[Data entries]
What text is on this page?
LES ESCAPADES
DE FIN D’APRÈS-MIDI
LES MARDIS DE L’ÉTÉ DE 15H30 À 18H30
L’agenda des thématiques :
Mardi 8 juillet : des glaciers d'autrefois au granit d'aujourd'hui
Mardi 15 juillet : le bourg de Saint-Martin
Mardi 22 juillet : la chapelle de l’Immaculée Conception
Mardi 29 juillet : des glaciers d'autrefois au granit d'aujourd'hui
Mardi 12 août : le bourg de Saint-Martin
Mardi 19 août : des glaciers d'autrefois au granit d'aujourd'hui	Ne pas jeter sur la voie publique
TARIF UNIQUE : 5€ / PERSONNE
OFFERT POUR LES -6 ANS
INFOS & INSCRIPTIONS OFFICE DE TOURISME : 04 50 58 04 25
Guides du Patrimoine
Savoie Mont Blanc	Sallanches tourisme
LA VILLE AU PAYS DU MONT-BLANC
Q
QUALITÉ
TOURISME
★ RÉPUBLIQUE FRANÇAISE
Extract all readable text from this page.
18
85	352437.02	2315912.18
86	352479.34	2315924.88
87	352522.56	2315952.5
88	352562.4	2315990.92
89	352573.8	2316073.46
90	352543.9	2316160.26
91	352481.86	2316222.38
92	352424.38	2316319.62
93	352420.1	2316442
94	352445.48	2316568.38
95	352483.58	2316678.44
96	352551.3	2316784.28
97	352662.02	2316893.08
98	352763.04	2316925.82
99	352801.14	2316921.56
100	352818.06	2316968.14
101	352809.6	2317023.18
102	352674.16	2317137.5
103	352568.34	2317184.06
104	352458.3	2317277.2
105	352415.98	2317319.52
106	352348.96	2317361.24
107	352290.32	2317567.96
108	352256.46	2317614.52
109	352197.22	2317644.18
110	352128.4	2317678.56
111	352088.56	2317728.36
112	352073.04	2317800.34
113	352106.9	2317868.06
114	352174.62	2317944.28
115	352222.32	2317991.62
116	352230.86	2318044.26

■ **TASK OBJECTIVE**
From the records above, work out how many lines contain the string "this". Give only the number.

■ **RESPONSE TO THE TASK**
2